Required task> Express every line of the data below as a JSON list of strings, one string per line, with blank lines omitted.

Records from a data source
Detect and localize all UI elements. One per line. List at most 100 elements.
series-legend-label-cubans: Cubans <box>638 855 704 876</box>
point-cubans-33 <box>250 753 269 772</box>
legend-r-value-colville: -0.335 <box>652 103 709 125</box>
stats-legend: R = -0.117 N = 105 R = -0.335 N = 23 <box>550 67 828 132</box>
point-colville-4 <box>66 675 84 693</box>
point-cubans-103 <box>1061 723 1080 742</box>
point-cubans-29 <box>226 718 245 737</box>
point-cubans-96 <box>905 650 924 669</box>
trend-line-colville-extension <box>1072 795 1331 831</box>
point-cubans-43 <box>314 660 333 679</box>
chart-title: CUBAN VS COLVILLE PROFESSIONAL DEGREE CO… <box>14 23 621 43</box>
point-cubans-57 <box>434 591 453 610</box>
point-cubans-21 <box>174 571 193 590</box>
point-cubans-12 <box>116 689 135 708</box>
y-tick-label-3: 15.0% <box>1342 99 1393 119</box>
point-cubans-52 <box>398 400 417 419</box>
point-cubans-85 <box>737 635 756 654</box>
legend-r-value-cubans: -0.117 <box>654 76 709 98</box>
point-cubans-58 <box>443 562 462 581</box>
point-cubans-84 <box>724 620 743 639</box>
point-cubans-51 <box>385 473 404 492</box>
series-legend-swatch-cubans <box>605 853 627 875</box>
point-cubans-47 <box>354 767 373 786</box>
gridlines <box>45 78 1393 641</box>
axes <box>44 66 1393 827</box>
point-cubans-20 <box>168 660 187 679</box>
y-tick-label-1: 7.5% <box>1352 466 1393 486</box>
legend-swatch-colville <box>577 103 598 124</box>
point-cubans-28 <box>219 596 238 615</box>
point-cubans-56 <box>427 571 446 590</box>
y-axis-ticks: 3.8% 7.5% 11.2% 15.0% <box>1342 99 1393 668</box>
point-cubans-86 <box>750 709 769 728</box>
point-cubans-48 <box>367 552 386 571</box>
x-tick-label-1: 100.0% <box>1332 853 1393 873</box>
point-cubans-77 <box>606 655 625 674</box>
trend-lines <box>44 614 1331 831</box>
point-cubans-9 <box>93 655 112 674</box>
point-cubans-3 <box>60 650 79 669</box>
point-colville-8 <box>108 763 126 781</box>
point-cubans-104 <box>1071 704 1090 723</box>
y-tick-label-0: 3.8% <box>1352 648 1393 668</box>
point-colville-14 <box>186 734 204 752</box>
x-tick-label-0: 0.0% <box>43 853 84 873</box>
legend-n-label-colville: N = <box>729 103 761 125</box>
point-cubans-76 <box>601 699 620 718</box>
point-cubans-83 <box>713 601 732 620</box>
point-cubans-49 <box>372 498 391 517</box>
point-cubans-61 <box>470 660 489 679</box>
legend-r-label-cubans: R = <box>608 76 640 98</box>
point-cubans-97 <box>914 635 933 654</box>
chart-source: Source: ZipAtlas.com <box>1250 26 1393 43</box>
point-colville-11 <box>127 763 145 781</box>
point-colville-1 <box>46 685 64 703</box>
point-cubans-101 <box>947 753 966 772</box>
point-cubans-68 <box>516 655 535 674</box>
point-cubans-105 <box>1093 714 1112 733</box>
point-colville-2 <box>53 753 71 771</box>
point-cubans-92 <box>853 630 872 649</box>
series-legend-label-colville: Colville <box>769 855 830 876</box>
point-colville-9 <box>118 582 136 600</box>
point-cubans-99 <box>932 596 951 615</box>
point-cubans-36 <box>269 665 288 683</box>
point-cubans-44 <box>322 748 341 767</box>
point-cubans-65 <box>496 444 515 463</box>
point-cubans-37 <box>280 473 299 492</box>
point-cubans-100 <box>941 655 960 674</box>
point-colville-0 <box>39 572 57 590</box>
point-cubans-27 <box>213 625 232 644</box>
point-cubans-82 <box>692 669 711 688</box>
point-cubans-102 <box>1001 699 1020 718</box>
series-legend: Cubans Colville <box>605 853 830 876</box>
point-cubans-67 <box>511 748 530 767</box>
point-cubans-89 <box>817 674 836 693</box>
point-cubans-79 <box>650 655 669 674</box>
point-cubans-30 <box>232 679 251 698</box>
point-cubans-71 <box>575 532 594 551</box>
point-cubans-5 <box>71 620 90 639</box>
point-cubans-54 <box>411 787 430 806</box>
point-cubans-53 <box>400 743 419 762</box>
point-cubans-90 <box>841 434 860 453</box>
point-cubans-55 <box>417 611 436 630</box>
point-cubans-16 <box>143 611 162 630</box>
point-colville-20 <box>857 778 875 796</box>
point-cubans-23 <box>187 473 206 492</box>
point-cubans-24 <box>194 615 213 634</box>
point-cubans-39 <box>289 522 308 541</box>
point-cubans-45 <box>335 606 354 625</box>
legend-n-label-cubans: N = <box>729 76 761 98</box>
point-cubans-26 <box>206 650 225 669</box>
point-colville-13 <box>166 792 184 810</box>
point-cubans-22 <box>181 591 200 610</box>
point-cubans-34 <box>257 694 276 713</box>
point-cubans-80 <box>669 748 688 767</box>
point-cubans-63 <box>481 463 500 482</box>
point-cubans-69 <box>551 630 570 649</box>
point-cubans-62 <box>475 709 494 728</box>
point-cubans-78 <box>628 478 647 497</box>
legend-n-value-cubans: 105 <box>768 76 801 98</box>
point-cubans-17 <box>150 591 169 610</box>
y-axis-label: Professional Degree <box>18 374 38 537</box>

Completed task>
[
  "Detect and localize all UI elements. One per line. List at most 100 elements.",
  "series-legend-label-cubans: Cubans <box>638 855 704 876</box>",
  "point-cubans-33 <box>250 753 269 772</box>",
  "legend-r-value-colville: -0.335 <box>652 103 709 125</box>",
  "stats-legend: R = -0.117 N = 105 R = -0.335 N = 23 <box>550 67 828 132</box>",
  "point-colville-4 <box>66 675 84 693</box>",
  "point-cubans-103 <box>1061 723 1080 742</box>",
  "point-cubans-29 <box>226 718 245 737</box>",
  "point-cubans-96 <box>905 650 924 669</box>",
  "trend-line-colville-extension <box>1072 795 1331 831</box>",
  "point-cubans-43 <box>314 660 333 679</box>",
  "chart-title: CUBAN VS COLVILLE PROFESSIONAL DEGREE CO… <box>14 23 621 43</box>",
  "point-cubans-57 <box>434 591 453 610</box>",
  "point-cubans-21 <box>174 571 193 590</box>",
  "point-cubans-12 <box>116 689 135 708</box>",
  "y-tick-label-3: 15.0% <box>1342 99 1393 119</box>",
  "point-cubans-52 <box>398 400 417 419</box>",
  "point-cubans-85 <box>737 635 756 654</box>",
  "legend-r-value-cubans: -0.117 <box>654 76 709 98</box>",
  "point-cubans-58 <box>443 562 462 581</box>",
  "point-cubans-84 <box>724 620 743 639</box>",
  "point-cubans-51 <box>385 473 404 492</box>",
  "series-legend-swatch-cubans <box>605 853 627 875</box>",
  "point-cubans-47 <box>354 767 373 786</box>",
  "gridlines <box>45 78 1393 641</box>",
  "axes <box>44 66 1393 827</box>",
  "point-cubans-20 <box>168 660 187 679</box>",
  "y-tick-label-1: 7.5% <box>1352 466 1393 486</box>",
  "legend-swatch-colville <box>577 103 598 124</box>",
  "point-cubans-28 <box>219 596 238 615</box>",
  "point-cubans-56 <box>427 571 446 590</box>",
  "y-axis-ticks: 3.8% 7.5% 11.2% 15.0% <box>1342 99 1393 668</box>",
  "point-cubans-86 <box>750 709 769 728</box>",
  "point-cubans-48 <box>367 552 386 571</box>",
  "x-tick-label-1: 100.0% <box>1332 853 1393 873</box>",
  "point-cubans-77 <box>606 655 625 674</box>",
  "trend-lines <box>44 614 1331 831</box>",
  "point-cubans-9 <box>93 655 112 674</box>",
  "point-cubans-3 <box>60 650 79 669</box>",
  "point-colville-8 <box>108 763 126 781</box>",
  "point-cubans-104 <box>1071 704 1090 723</box>",
  "y-tick-label-0: 3.8% <box>1352 648 1393 668</box>",
  "point-colville-14 <box>186 734 204 752</box>",
  "x-tick-label-0: 0.0% <box>43 853 84 873</box>",
  "legend-n-label-colville: N = <box>729 103 761 125</box>",
  "point-cubans-76 <box>601 699 620 718</box>",
  "point-cubans-83 <box>713 601 732 620</box>",
  "point-cubans-49 <box>372 498 391 517</box>",
  "point-cubans-61 <box>470 660 489 679</box>",
  "legend-r-label-cubans: R = <box>608 76 640 98</box>",
  "point-cubans-97 <box>914 635 933 654</box>",
  "chart-source: Source: ZipAtlas.com <box>1250 26 1393 43</box>",
  "point-colville-11 <box>127 763 145 781</box>",
  "point-colville-1 <box>46 685 64 703</box>",
  "point-cubans-101 <box>947 753 966 772</box>",
  "point-cubans-68 <box>516 655 535 674</box>",
  "point-cubans-105 <box>1093 714 1112 733</box>",
  "point-colville-2 <box>53 753 71 771</box>",
  "point-cubans-92 <box>853 630 872 649</box>",
  "series-legend-label-colville: Colville <box>769 855 830 876</box>",
  "point-colville-9 <box>118 582 136 600</box>",
  "point-cubans-99 <box>932 596 951 615</box>",
  "point-cubans-36 <box>269 665 288 683</box>",
  "point-cubans-44 <box>322 748 341 767</box>",
  "point-cubans-65 <box>496 444 515 463</box>",
  "point-cubans-37 <box>280 473 299 492</box>",
  "point-cubans-100 <box>941 655 960 674</box>",
  "point-colville-0 <box>39 572 57 590</box>",
  "point-cubans-27 <box>213 625 232 644</box>",
  "point-cubans-82 <box>692 669 711 688</box>",
  "point-cubans-102 <box>1001 699 1020 718</box>",
  "series-legend: Cubans Colville <box>605 853 830 876</box>",
  "point-cubans-67 <box>511 748 530 767</box>",
  "point-cubans-89 <box>817 674 836 693</box>",
  "point-cubans-79 <box>650 655 669 674</box>",
  "point-cubans-30 <box>232 679 251 698</box>",
  "point-cubans-71 <box>575 532 594 551</box>",
  "point-cubans-5 <box>71 620 90 639</box>",
  "point-cubans-54 <box>411 787 430 806</box>",
  "point-cubans-53 <box>400 743 419 762</box>",
  "point-cubans-90 <box>841 434 860 453</box>",
  "point-cubans-55 <box>417 611 436 630</box>",
  "point-cubans-16 <box>143 611 162 630</box>",
  "point-colville-20 <box>857 778 875 796</box>",
  "point-cubans-23 <box>187 473 206 492</box>",
  "point-cubans-24 <box>194 615 213 634</box>",
  "point-cubans-39 <box>289 522 308 541</box>",
  "point-cubans-45 <box>335 606 354 625</box>",
  "legend-n-label-cubans: N = <box>729 76 761 98</box>",
  "point-cubans-26 <box>206 650 225 669</box>",
  "point-colville-13 <box>166 792 184 810</box>",
  "point-cubans-22 <box>181 591 200 610</box>",
  "point-cubans-34 <box>257 694 276 713</box>",
  "point-cubans-80 <box>669 748 688 767</box>",
  "point-cubans-63 <box>481 463 500 482</box>",
  "point-cubans-69 <box>551 630 570 649</box>",
  "point-cubans-62 <box>475 709 494 728</box>",
  "point-cubans-78 <box>628 478 647 497</box>",
  "legend-n-value-cubans: 105 <box>768 76 801 98</box>",
  "point-cubans-17 <box>150 591 169 610</box>",
  "y-axis-label: Professional Degree <box>18 374 38 537</box>"
]